* Begin Working data *

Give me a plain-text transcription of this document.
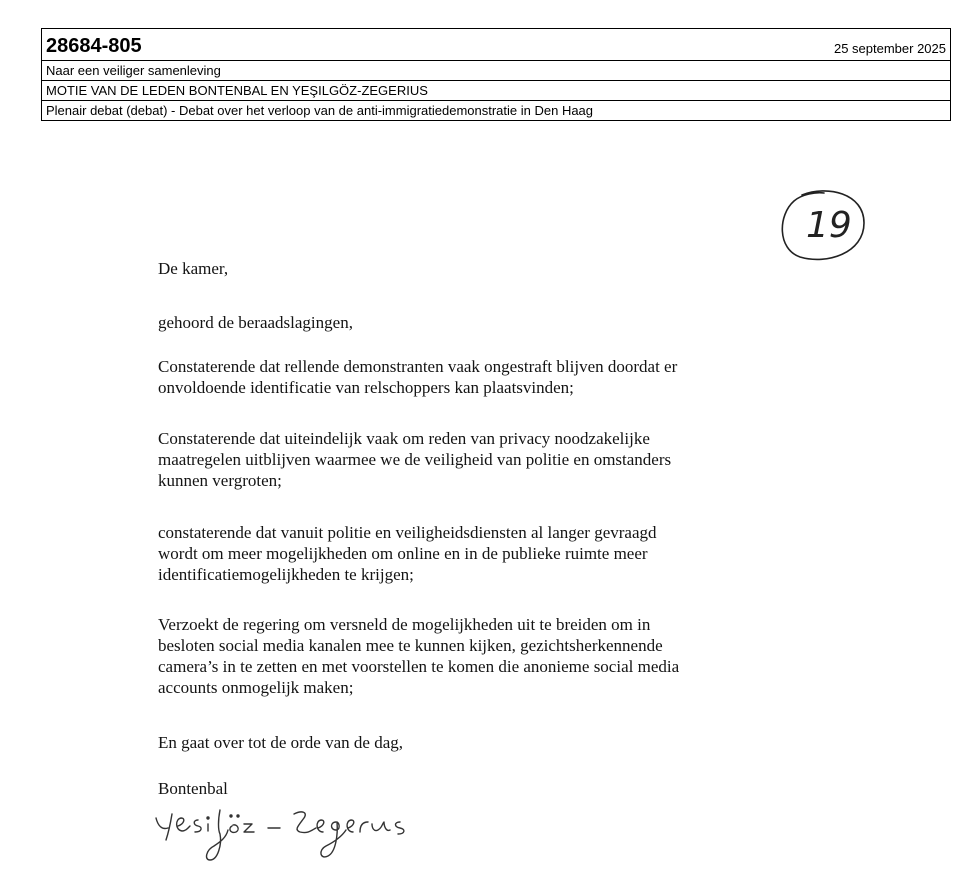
28684-805	25 september 2025
Naar een veiliger samenleving
MOTIE VAN DE LEDEN BONTENBAL EN YEŞILGÖZ-ZEGERIUS
Plenair debat (debat) - Debat over het verloop van de anti-immigratiedemonstratie in Den Haag
19

De kamer,

gehoord de beraadslagingen,

Constaterende dat rellende demonstranten vaak ongestraft blijven doordat er
onvoldoende identificatie van relschoppers kan plaatsvinden;

Constaterende dat uiteindelijk vaak om reden van privacy noodzakelijke
maatregelen uitblijven waarmee we de veiligheid van politie en omstanders
kunnen vergroten;

constaterende dat vanuit politie en veiligheidsdiensten al langer gevraagd
wordt om meer mogelijkheden om online en in de publieke ruimte meer
identificatiemogelijkheden te krijgen;

Verzoekt de regering om versneld de mogelijkheden uit te breiden om in
besloten social media kanalen mee te kunnen kijken, gezichtsherkennende
camera’s in te zetten en met voorstellen te komen die anonieme social media
accounts onmogelijk maken;

En gaat over tot de orde van de dag,

Bontenbal
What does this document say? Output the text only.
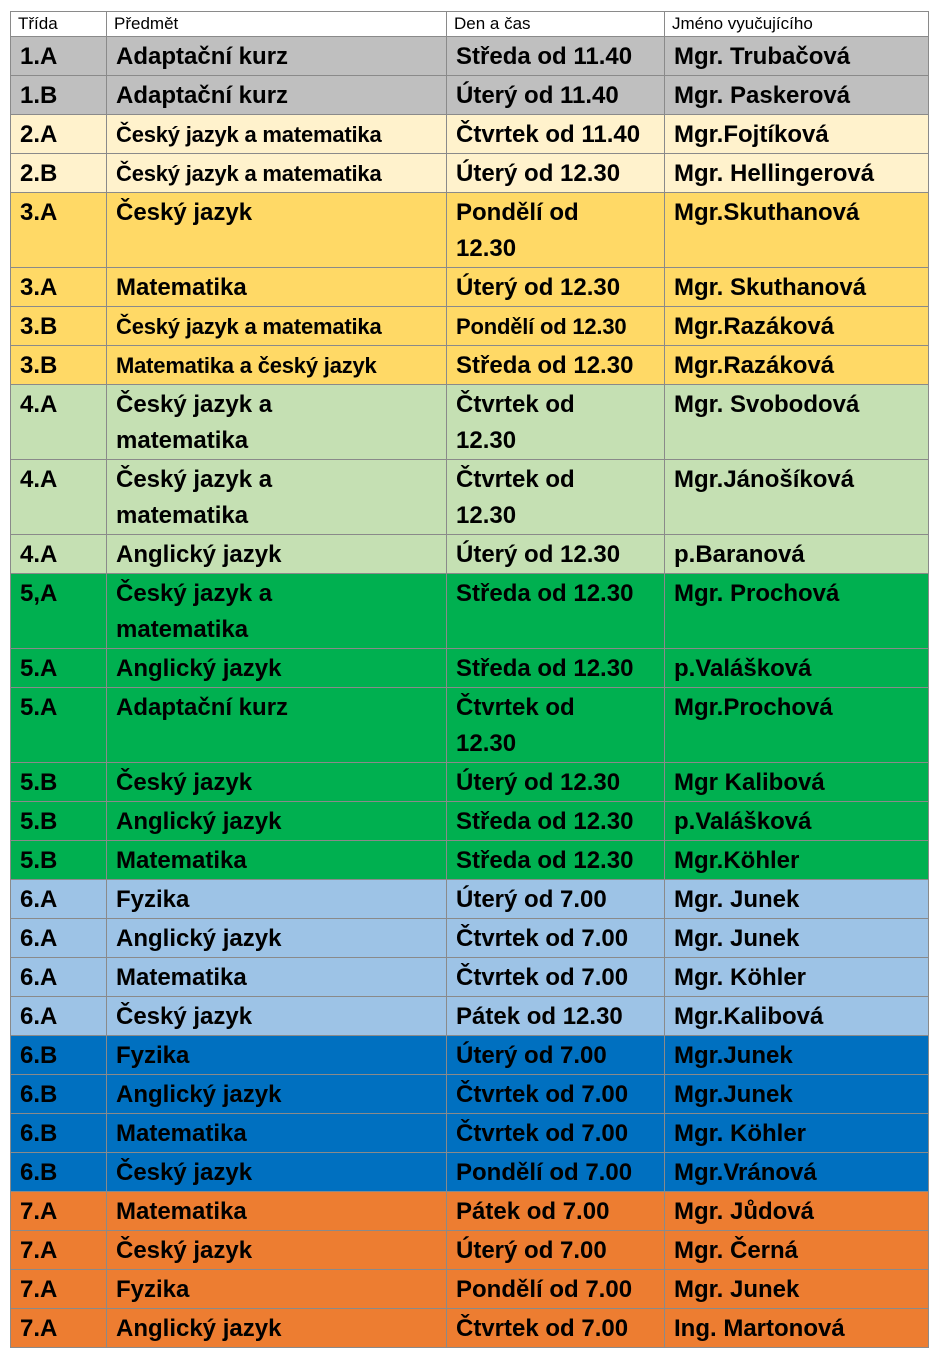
Třída	Předmět	Den a čas	Jméno vyučujícího
1.A	Adaptační kurz	Středa od 11.40	Mgr. Trubačová
1.B	Adaptační kurz	Úterý od 11.40	Mgr. Paskerová
2.A	Český jazyk a matematika	Čtvrtek od 11.40	Mgr.Fojtíková
2.B	Český jazyk a matematika	Úterý od 12.30	Mgr. Hellingerová
3.A	Český jazyk	Pondělí od 12.30	Mgr.Skuthanová
3.A	Matematika	Úterý od 12.30	Mgr. Skuthanová
3.B	Český jazyk a matematika	Pondělí od 12.30	Mgr.Razáková
3.B	Matematika a český jazyk	Středa od 12.30	Mgr.Razáková
4.A	Český jazyk a matematika	Čtvrtek od 12.30	Mgr. Svobodová
4.A	Český jazyk a matematika	Čtvrtek od 12.30	Mgr.Jánošíková
4.A	Anglický jazyk	Úterý od 12.30	p.Baranová
5,A	Český jazyk a matematika	Středa od 12.30	Mgr. Prochová
5.A	Anglický jazyk	Středa od 12.30	p.Valášková
5.A	Adaptační kurz	Čtvrtek od 12.30	Mgr.Prochová
5.B	Český jazyk	Úterý od 12.30	Mgr Kalibová
5.B	Anglický jazyk	Středa od 12.30	p.Valášková
5.B	Matematika	Středa od 12.30	Mgr.Köhler
6.A	Fyzika	Úterý od 7.00	Mgr. Junek
6.A	Anglický jazyk	Čtvrtek od 7.00	Mgr. Junek
6.A	Matematika	Čtvrtek od 7.00	Mgr. Köhler
6.A	Český jazyk	Pátek od 12.30	Mgr.Kalibová
6.B	Fyzika	Úterý od 7.00	Mgr.Junek
6.B	Anglický jazyk	Čtvrtek od 7.00	Mgr.Junek
6.B	Matematika	Čtvrtek od 7.00	Mgr. Köhler
6.B	Český jazyk	Pondělí od 7.00	Mgr.Vránová
7.A	Matematika	Pátek od 7.00	Mgr. Jůdová
7.A	Český jazyk	Úterý od 7.00	Mgr. Černá
7.A	Fyzika	Pondělí od 7.00	Mgr. Junek
7.A	Anglický jazyk	Čtvrtek od 7.00	Ing. Martonová
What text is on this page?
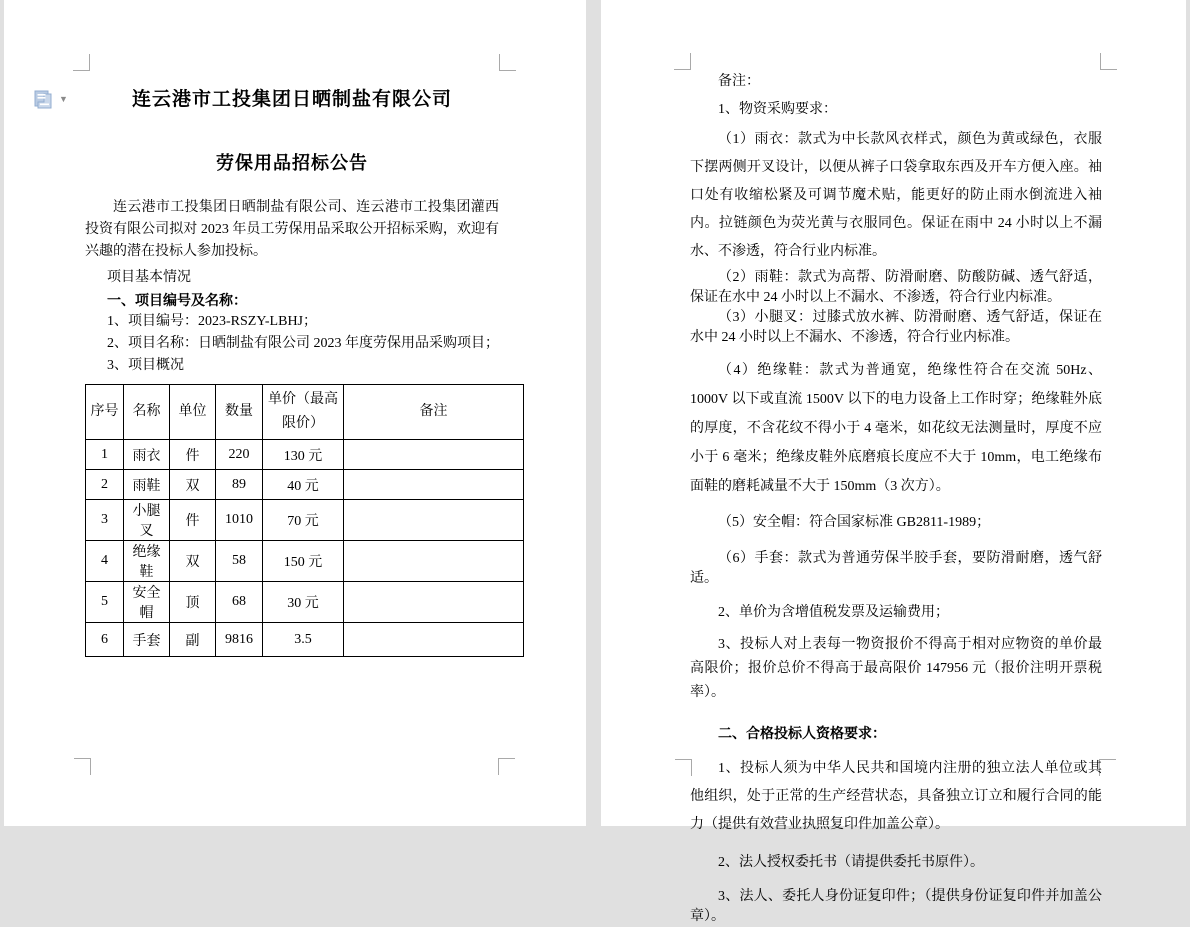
▼	连云港市工投集团日晒制盐有限公司
劳保用品招标公告

连云港市工投集团日晒制盐有限公司、连云港市工投集团灌西投资有限公司拟对 2023 年员工劳保用品采取公开招标采购，欢迎有兴趣的潜在投标人参加投标。

项目基本情况

一、项目编号及名称：

1、项目编号：2023-RSZY-LBHJ；

2、项目名称：日晒制盐有限公司 2023 年度劳保用品采购项目；

3、项目概况

序号	名称	单位	数量	单价（最高限价）	备注
1	雨衣	件	220	130 元	
2	雨鞋	双	89	40 元	
3	小腿叉	件	1010	70 元	
4	绝缘鞋	双	58	150 元	
5	安全帽	顶	68	30 元	
6	手套	副	9816	3.5	

备注：

1、物资采购要求：

（1）雨衣：款式为中长款风衣样式，颜色为黄或绿色，衣服下摆两侧开叉设计，以便从裤子口袋拿取东西及开车方便入座。袖口处有收缩松紧及可调节魔术贴，能更好的防止雨水倒流进入袖内。拉链颜色为荧光黄与衣服同色。保证在雨中 24 小时以上不漏水、不渗透，符合行业内标准。

（2）雨鞋：款式为高帮、防滑耐磨、防酸防碱、透气舒适，保证在水中 24 小时以上不漏水、不渗透，符合行业内标准。

（3）小腿叉：过膝式放水裤、防滑耐磨、透气舒适，保证在水中 24 小时以上不漏水、不渗透，符合行业内标准。

（4）绝缘鞋：款式为普通宽，绝缘性符合在交流 50Hz、1000V 以下或直流 1500V 以下的电力设备上工作时穿；绝缘鞋外底的厚度，不含花纹不得小于 4 毫米，如花纹无法测量时，厚度不应小于 6 毫米；绝缘皮鞋外底磨痕长度应不大于 10mm，电工绝缘布面鞋的磨耗减量不大于 150mm（3 次方）。

（5）安全帽：符合国家标准 GB2811-1989；

（6）手套：款式为普通劳保半胶手套，要防滑耐磨，透气舒适。

2、单价为含增值税发票及运输费用；

3、投标人对上表每一物资报价不得高于相对应物资的单价最高限价；报价总价不得高于最高限价 147956 元（报价注明开票税率）。

二、合格投标人资格要求：

1、投标人须为中华人民共和国境内注册的独立法人单位或其他组织，处于正常的生产经营状态，具备独立订立和履行合同的能力（提供有效营业执照复印件加盖公章）。

2、法人授权委托书（请提供委托书原件）。

3、法人、委托人身份证复印件；（提供身份证复印件并加盖公章）。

* End Working data *

The data above needs to be retyped exactly, with the images left out.

→ **Answer to this task**:
Give me a plain-text transcription of this document.
28684-805	25 september 2025
Naar een veiliger samenleving
MOTIE VAN DE LEDEN BONTENBAL EN YEŞILGÖZ-ZEGERIUS
Plenair debat (debat) - Debat over het verloop van de anti-immigratiedemonstratie in Den Haag
19

De kamer,

gehoord de beraadslagingen,

Constaterende dat rellende demonstranten vaak ongestraft blijven doordat er
onvoldoende identificatie van relschoppers kan plaatsvinden;

Constaterende dat uiteindelijk vaak om reden van privacy noodzakelijke
maatregelen uitblijven waarmee we de veiligheid van politie en omstanders
kunnen vergroten;

constaterende dat vanuit politie en veiligheidsdiensten al langer gevraagd
wordt om meer mogelijkheden om online en in de publieke ruimte meer
identificatiemogelijkheden te krijgen;

Verzoekt de regering om versneld de mogelijkheden uit te breiden om in
besloten social media kanalen mee te kunnen kijken, gezichtsherkennende
camera’s in te zetten en met voorstellen te komen die anonieme social media
accounts onmogelijk maken;

En gaat over tot de orde van de dag,

Bontenbal
What does this document say? Output the text only.
Třída	Předmět	Den a čas	Jméno vyučujícího
1.A	Adaptační kurz	Středa od 11.40	Mgr. Trubačová
1.B	Adaptační kurz	Úterý od 11.40	Mgr. Paskerová
2.A	Český jazyk a matematika	Čtvrtek od 11.40	Mgr.Fojtíková
2.B	Český jazyk a matematika	Úterý od 12.30	Mgr. Hellingerová
3.A	Český jazyk	Pondělí od 12.30	Mgr.Skuthanová
3.A	Matematika	Úterý od 12.30	Mgr. Skuthanová
3.B	Český jazyk a matematika	Pondělí od 12.30	Mgr.Razáková
3.B	Matematika a český jazyk	Středa od 12.30	Mgr.Razáková
4.A	Český jazyk a matematika	Čtvrtek od 12.30	Mgr. Svobodová
4.A	Český jazyk a matematika	Čtvrtek od 12.30	Mgr.Jánošíková
4.A	Anglický jazyk	Úterý od 12.30	p.Baranová
5,A	Český jazyk a matematika	Středa od 12.30	Mgr. Prochová
5.A	Anglický jazyk	Středa od 12.30	p.Valášková
5.A	Adaptační kurz	Čtvrtek od 12.30	Mgr.Prochová
5.B	Český jazyk	Úterý od 12.30	Mgr Kalibová
5.B	Anglický jazyk	Středa od 12.30	p.Valášková
5.B	Matematika	Středa od 12.30	Mgr.Köhler
6.A	Fyzika	Úterý od 7.00	Mgr. Junek
6.A	Anglický jazyk	Čtvrtek od 7.00	Mgr. Junek
6.A	Matematika	Čtvrtek od 7.00	Mgr. Köhler
6.A	Český jazyk	Pátek od 12.30	Mgr.Kalibová
6.B	Fyzika	Úterý od 7.00	Mgr.Junek
6.B	Anglický jazyk	Čtvrtek od 7.00	Mgr.Junek
6.B	Matematika	Čtvrtek od 7.00	Mgr. Köhler
6.B	Český jazyk	Pondělí od 7.00	Mgr.Vránová
7.A	Matematika	Pátek od 7.00	Mgr. Jůdová
7.A	Český jazyk	Úterý od 7.00	Mgr. Černá
7.A	Fyzika	Pondělí od 7.00	Mgr. Junek
7.A	Anglický jazyk	Čtvrtek od 7.00	Ing. Martonová
What text is on this page?
▼	连云港市工投集团日晒制盐有限公司
劳保用品招标公告

连云港市工投集团日晒制盐有限公司、连云港市工投集团灌西投资有限公司拟对 2023 年员工劳保用品采取公开招标采购，欢迎有兴趣的潜在投标人参加投标。

项目基本情况

一、项目编号及名称：

1、项目编号：2023-RSZY-LBHJ；

2、项目名称：日晒制盐有限公司 2023 年度劳保用品采购项目；

3、项目概况

序号	名称	单位	数量	单价（最高限价）	备注
1	雨衣	件	220	130 元	
2	雨鞋	双	89	40 元	
3	小腿叉	件	1010	70 元	
4	绝缘鞋	双	58	150 元	
5	安全帽	顶	68	30 元	
6	手套	副	9816	3.5	

备注：

1、物资采购要求：

（1）雨衣：款式为中长款风衣样式，颜色为黄或绿色，衣服下摆两侧开叉设计，以便从裤子口袋拿取东西及开车方便入座。袖口处有收缩松紧及可调节魔术贴，能更好的防止雨水倒流进入袖内。拉链颜色为荧光黄与衣服同色。保证在雨中 24 小时以上不漏水、不渗透，符合行业内标准。

（2）雨鞋：款式为高帮、防滑耐磨、防酸防碱、透气舒适，保证在水中 24 小时以上不漏水、不渗透，符合行业内标准。

（3）小腿叉：过膝式放水裤、防滑耐磨、透气舒适，保证在水中 24 小时以上不漏水、不渗透，符合行业内标准。

（4）绝缘鞋：款式为普通宽，绝缘性符合在交流 50Hz、1000V 以下或直流 1500V 以下的电力设备上工作时穿；绝缘鞋外底的厚度，不含花纹不得小于 4 毫米，如花纹无法测量时，厚度不应小于 6 毫米；绝缘皮鞋外底磨痕长度应不大于 10mm，电工绝缘布面鞋的磨耗减量不大于 150mm（3 次方）。

（5）安全帽：符合国家标准 GB2811-1989；

（6）手套：款式为普通劳保半胶手套，要防滑耐磨，透气舒适。

2、单价为含增值税发票及运输费用；

3、投标人对上表每一物资报价不得高于相对应物资的单价最高限价；报价总价不得高于最高限价 147956 元（报价注明开票税率）。

二、合格投标人资格要求：

1、投标人须为中华人民共和国境内注册的独立法人单位或其他组织，处于正常的生产经营状态，具备独立订立和履行合同的能力（提供有效营业执照复印件加盖公章）。

2、法人授权委托书（请提供委托书原件）。

3、法人、委托人身份证复印件；（提供身份证复印件并加盖公章）。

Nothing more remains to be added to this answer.